# Set problem:
All of the records listed below should be retyped exactly.

# START OF Source records

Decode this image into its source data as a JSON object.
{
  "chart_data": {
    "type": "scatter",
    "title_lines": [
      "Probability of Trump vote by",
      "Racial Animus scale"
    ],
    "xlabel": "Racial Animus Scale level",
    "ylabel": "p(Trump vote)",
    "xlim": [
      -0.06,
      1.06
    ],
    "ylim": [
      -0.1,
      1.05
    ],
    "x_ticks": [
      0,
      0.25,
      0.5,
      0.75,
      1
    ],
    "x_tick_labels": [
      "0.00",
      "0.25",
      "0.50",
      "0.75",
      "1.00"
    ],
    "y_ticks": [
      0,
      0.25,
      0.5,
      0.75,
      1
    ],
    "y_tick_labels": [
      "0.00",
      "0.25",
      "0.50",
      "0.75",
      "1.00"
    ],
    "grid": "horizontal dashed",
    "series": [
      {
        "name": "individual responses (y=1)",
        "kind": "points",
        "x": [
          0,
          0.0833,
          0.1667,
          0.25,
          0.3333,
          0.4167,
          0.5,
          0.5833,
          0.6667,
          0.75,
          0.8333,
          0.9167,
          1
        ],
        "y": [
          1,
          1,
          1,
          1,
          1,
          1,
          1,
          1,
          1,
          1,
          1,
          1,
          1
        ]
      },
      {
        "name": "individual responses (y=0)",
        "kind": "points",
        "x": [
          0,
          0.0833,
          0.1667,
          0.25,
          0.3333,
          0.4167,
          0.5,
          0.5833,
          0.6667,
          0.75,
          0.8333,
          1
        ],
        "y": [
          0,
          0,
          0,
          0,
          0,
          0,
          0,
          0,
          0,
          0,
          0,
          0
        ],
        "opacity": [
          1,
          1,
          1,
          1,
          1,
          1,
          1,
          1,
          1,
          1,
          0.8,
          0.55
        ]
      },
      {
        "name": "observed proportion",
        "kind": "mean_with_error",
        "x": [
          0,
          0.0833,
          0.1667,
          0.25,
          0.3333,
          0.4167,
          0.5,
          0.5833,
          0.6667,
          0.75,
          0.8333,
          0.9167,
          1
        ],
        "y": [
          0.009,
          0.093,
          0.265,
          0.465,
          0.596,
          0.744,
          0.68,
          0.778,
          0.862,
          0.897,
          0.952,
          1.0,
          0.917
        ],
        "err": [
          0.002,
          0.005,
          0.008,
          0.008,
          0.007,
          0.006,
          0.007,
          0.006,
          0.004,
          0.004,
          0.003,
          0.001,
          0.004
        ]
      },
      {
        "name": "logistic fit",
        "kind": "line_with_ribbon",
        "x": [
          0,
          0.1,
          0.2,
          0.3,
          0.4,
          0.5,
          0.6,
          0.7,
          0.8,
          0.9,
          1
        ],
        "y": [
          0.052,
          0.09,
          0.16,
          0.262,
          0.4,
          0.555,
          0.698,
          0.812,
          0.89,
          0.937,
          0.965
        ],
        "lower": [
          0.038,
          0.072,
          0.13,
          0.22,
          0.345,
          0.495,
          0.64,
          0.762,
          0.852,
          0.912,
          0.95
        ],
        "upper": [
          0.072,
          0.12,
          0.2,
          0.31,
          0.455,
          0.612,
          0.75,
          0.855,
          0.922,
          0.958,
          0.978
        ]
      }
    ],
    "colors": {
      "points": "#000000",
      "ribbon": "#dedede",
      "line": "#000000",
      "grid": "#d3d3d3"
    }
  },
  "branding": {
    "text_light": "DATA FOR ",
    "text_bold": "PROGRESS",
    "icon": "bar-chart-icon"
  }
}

# END OF Source records

# Exercise response:
Decode this image into its source data as a JSON object.
{
  "chart_data": {
    "type": "scatter",
    "title_lines": [
      "Probability of Trump vote by",
      "Racial Animus scale"
    ],
    "xlabel": "Racial Animus Scale level",
    "ylabel": "p(Trump vote)",
    "xlim": [
      -0.06,
      1.06
    ],
    "ylim": [
      -0.1,
      1.05
    ],
    "x_ticks": [
      0,
      0.25,
      0.5,
      0.75,
      1
    ],
    "x_tick_labels": [
      "0.00",
      "0.25",
      "0.50",
      "0.75",
      "1.00"
    ],
    "y_ticks": [
      0,
      0.25,
      0.5,
      0.75,
      1
    ],
    "y_tick_labels": [
      "0.00",
      "0.25",
      "0.50",
      "0.75",
      "1.00"
    ],
    "grid": "horizontal dashed",
    "series": [
      {
        "name": "individual responses (y=1)",
        "kind": "points",
        "x": [
          0,
          0.0833,
          0.1667,
          0.25,
          0.3333,
          0.4167,
          0.5,
          0.5833,
          0.6667,
          0.75,
          0.8333,
          0.9167,
          1
        ],
        "y": [
          1,
          1,
          1,
          1,
          1,
          1,
          1,
          1,
          1,
          1,
          1,
          1,
          1
        ]
      },
      {
        "name": "individual responses (y=0)",
        "kind": "points",
        "x": [
          0,
          0.0833,
          0.1667,
          0.25,
          0.3333,
          0.4167,
          0.5,
          0.5833,
          0.6667,
          0.75,
          0.8333,
          1
        ],
        "y": [
          0,
          0,
          0,
          0,
          0,
          0,
          0,
          0,
          0,
          0,
          0,
          0
        ],
        "opacity": [
          1,
          1,
          1,
          1,
          1,
          1,
          1,
          1,
          1,
          1,
          0.8,
          0.55
        ]
      },
      {
        "name": "observed proportion",
        "kind": "mean_with_error",
        "x": [
          0,
          0.0833,
          0.1667,
          0.25,
          0.3333,
          0.4167,
          0.5,
          0.5833,
          0.6667,
          0.75,
          0.8333,
          0.9167,
          1
        ],
        "y": [
          0.009,
          0.093,
          0.265,
          0.465,
          0.596,
          0.744,
          0.68,
          0.778,
          0.862,
          0.897,
          0.952,
          1.0,
          0.917
        ],
        "err": [
          0.002,
          0.005,
          0.008,
          0.008,
          0.007,
          0.006,
          0.007,
          0.006,
          0.004,
          0.004,
          0.003,
          0.001,
          0.004
        ]
      },
      {
        "name": "logistic fit",
        "kind": "line_with_ribbon",
        "x": [
          0,
          0.1,
          0.2,
          0.3,
          0.4,
          0.5,
          0.6,
          0.7,
          0.8,
          0.9,
          1
        ],
        "y": [
          0.052,
          0.09,
          0.16,
          0.262,
          0.4,
          0.555,
          0.698,
          0.812,
          0.89,
          0.937,
          0.965
        ],
        "lower": [
          0.038,
          0.072,
          0.13,
          0.22,
          0.345,
          0.495,
          0.64,
          0.762,
          0.852,
          0.912,
          0.95
        ],
        "upper": [
          0.072,
          0.12,
          0.2,
          0.31,
          0.455,
          0.612,
          0.75,
          0.855,
          0.922,
          0.958,
          0.978
        ]
      }
    ],
    "colors": {
      "points": "#000000",
      "ribbon": "#dedede",
      "line": "#000000",
      "grid": "#d3d3d3"
    }
  },
  "branding": {
    "text_light": "DATA FOR ",
    "text_bold": "PROGRESS",
    "icon": "bar-chart-icon"
  }
}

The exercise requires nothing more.